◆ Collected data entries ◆
[Start]

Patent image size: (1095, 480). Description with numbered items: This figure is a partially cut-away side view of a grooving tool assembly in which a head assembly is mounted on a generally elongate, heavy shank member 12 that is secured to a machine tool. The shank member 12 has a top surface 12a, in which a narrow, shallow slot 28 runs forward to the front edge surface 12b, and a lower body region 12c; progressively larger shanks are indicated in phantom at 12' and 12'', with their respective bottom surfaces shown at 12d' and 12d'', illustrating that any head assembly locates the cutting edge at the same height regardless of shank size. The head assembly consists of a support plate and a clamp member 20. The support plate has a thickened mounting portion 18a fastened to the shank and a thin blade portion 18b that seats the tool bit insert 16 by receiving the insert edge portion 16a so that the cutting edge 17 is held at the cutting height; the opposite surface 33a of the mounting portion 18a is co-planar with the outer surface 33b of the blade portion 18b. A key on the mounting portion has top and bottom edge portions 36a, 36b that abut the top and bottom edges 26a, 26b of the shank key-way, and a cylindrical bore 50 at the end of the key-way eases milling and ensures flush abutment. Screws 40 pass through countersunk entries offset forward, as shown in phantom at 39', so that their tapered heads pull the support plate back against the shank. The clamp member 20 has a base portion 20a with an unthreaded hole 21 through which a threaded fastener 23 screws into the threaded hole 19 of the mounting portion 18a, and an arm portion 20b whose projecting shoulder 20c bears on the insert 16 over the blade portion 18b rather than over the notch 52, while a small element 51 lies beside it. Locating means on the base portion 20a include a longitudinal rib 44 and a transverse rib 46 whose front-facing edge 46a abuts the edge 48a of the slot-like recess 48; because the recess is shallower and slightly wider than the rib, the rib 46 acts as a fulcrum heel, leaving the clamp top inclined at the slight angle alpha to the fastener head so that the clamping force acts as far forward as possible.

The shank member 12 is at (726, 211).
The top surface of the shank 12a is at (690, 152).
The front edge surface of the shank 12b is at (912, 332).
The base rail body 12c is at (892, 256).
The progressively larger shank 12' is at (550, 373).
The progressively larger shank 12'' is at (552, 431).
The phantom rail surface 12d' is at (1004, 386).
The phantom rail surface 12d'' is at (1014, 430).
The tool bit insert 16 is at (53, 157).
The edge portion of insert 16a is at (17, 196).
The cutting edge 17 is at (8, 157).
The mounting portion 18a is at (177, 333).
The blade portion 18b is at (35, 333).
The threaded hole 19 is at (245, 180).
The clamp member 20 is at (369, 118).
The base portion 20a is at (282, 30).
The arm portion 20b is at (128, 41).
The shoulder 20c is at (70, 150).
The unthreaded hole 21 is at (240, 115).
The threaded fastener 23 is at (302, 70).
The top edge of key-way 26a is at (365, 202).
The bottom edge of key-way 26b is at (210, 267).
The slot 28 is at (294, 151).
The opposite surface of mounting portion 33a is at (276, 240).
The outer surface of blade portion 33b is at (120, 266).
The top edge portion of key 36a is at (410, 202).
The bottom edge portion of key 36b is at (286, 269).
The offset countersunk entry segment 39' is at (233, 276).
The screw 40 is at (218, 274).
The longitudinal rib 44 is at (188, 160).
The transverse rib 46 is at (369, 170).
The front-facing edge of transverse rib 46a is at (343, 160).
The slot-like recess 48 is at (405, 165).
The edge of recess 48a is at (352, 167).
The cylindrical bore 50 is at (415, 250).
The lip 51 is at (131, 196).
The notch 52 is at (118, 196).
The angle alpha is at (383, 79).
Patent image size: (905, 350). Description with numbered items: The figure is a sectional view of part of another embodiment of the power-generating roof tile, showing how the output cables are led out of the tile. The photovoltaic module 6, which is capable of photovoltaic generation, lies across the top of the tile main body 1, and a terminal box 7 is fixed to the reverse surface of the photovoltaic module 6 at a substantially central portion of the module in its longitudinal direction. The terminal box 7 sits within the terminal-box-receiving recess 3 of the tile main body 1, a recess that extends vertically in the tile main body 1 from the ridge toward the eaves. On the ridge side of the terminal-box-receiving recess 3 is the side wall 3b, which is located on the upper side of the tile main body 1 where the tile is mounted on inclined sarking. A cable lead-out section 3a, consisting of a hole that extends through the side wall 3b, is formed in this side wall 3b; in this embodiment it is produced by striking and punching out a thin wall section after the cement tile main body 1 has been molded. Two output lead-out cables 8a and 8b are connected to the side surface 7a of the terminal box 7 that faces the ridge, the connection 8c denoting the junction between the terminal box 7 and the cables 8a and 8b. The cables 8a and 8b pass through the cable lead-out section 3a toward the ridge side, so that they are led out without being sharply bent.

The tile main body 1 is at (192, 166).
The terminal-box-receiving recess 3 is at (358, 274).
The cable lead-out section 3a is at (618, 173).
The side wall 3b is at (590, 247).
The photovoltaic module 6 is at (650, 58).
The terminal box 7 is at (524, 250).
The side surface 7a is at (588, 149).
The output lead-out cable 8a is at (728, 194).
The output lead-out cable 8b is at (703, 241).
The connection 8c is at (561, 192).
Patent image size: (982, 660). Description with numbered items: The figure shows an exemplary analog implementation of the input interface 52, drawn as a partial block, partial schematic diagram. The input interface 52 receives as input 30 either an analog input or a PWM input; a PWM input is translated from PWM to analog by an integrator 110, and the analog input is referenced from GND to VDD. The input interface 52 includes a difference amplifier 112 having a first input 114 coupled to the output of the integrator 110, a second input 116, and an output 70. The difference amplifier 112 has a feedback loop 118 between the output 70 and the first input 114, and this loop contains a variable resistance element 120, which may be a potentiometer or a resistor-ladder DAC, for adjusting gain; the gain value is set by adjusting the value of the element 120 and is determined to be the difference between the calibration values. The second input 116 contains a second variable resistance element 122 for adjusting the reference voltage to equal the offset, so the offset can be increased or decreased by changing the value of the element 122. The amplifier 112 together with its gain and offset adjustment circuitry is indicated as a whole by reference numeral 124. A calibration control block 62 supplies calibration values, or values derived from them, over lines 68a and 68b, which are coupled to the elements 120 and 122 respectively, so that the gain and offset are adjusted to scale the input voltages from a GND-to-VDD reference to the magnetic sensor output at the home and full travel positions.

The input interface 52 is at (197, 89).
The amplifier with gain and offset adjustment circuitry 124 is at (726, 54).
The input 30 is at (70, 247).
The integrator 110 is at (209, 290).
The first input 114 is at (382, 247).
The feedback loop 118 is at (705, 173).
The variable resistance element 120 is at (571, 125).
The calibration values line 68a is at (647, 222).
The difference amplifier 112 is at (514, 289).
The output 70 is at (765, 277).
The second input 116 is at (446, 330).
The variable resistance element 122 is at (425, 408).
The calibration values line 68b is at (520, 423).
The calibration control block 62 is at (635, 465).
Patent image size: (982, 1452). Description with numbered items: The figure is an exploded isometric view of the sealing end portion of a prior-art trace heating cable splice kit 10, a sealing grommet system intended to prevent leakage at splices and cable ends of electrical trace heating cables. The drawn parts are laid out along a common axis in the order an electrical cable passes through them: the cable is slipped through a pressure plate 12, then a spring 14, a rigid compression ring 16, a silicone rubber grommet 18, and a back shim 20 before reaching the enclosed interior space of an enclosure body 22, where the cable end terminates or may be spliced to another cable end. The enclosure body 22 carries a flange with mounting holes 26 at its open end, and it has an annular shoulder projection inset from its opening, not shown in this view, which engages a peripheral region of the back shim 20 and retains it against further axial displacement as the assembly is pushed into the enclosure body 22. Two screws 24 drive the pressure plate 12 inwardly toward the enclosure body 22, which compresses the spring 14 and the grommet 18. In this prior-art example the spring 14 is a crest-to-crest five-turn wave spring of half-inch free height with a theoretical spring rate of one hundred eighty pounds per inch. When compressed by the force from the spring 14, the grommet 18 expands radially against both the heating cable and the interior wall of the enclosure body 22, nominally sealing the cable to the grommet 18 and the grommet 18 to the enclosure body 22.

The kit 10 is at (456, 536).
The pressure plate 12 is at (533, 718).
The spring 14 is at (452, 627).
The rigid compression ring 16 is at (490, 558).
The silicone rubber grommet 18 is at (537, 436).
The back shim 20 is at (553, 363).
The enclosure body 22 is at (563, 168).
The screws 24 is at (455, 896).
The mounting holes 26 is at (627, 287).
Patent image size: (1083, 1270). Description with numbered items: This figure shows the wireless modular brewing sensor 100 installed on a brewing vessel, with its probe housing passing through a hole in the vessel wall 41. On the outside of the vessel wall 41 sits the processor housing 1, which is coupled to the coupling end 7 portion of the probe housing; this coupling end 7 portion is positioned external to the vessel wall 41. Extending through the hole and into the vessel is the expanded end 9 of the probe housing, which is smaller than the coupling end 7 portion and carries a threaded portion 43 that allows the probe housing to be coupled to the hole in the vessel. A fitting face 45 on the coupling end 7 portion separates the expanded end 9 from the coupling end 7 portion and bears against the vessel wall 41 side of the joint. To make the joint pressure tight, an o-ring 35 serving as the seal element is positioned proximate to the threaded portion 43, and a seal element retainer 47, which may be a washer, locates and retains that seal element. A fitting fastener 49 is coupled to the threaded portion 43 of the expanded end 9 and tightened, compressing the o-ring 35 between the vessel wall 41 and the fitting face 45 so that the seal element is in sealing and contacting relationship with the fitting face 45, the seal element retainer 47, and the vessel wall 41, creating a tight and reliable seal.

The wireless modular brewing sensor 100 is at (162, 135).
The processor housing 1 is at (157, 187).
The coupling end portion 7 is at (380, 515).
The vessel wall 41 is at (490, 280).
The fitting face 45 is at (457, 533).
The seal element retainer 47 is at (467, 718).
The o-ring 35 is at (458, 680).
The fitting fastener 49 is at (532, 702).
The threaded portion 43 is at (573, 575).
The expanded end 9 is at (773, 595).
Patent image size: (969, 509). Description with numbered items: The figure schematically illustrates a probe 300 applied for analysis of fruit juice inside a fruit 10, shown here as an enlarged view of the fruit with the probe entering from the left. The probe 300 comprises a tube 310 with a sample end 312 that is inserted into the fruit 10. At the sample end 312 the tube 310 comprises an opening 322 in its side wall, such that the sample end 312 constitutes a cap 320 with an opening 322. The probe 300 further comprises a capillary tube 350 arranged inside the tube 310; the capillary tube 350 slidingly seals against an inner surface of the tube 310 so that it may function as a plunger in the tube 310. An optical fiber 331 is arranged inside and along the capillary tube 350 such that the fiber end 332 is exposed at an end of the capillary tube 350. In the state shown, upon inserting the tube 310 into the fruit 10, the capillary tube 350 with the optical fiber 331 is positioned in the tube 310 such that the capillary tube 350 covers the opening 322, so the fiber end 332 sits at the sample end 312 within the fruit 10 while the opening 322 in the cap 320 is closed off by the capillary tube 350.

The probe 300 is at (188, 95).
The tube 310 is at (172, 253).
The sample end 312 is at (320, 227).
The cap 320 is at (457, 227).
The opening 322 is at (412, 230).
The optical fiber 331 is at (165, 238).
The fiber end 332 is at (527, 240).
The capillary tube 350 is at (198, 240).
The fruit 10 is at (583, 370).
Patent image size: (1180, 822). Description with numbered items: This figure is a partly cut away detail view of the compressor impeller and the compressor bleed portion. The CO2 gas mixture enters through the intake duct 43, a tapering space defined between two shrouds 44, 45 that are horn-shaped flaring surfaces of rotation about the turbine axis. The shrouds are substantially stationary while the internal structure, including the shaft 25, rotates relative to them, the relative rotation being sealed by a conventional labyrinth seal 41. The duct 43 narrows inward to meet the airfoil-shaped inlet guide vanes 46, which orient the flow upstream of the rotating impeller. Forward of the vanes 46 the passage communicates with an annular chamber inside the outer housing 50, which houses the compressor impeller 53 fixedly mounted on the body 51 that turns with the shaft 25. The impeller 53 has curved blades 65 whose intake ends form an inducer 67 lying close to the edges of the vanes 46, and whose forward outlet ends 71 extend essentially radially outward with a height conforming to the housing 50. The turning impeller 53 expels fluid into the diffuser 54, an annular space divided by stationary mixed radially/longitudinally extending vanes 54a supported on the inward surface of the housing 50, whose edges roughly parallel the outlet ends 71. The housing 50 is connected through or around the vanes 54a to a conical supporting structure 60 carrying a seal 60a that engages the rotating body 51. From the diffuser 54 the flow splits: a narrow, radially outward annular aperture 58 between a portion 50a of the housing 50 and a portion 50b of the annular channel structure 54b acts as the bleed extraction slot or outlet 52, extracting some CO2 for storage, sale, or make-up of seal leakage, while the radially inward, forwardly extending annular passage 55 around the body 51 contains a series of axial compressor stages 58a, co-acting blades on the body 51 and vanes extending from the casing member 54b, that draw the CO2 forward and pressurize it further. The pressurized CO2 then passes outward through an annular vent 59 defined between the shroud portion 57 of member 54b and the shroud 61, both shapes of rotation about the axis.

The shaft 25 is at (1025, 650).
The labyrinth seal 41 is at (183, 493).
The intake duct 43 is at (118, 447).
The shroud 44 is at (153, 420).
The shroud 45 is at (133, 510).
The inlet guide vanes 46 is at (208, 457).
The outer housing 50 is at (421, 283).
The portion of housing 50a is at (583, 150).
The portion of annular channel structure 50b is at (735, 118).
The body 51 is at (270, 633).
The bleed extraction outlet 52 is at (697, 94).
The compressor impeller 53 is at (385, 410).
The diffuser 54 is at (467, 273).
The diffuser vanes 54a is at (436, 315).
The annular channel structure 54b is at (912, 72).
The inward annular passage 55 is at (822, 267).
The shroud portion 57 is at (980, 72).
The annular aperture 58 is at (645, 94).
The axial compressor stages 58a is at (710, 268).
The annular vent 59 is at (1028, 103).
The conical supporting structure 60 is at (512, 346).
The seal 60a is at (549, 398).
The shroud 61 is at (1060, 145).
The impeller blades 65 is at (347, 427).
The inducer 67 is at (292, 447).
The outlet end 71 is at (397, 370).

[End]

◆ Request ◆
Reproduce the lines from the data above verbatim, starting at the line that contains "Patent image size: (969, 509)." and ending after the line that contains "The fruit 10 is at (583, 370).".

◆ Solution ◆
Patent image size: (969, 509). Description with numbered items: The figure schematically illustrates a probe 300 applied for analysis of fruit juice inside a fruit 10, shown here as an enlarged view of the fruit with the probe entering from the left. The probe 300 comprises a tube 310 with a sample end 312 that is inserted into the fruit 10. At the sample end 312 the tube 310 comprises an opening 322 in its side wall, such that the sample end 312 constitutes a cap 320 with an opening 322. The probe 300 further comprises a capillary tube 350 arranged inside the tube 310; the capillary tube 350 slidingly seals against an inner surface of the tube 310 so that it may function as a plunger in the tube 310. An optical fiber 331 is arranged inside and along the capillary tube 350 such that the fiber end 332 is exposed at an end of the capillary tube 350. In the state shown, upon inserting the tube 310 into the fruit 10, the capillary tube 350 with the optical fiber 331 is positioned in the tube 310 such that the capillary tube 350 covers the opening 322, so the fiber end 332 sits at the sample end 312 within the fruit 10 while the opening 322 in the cap 320 is closed off by the capillary tube 350.

The probe 300 is at (188, 95).
The tube 310 is at (172, 253).
The sample end 312 is at (320, 227).
The cap 320 is at (457, 227).
The opening 322 is at (412, 230).
The optical fiber 331 is at (165, 238).
The fiber end 332 is at (527, 240).
The capillary tube 350 is at (198, 240).
The fruit 10 is at (583, 370).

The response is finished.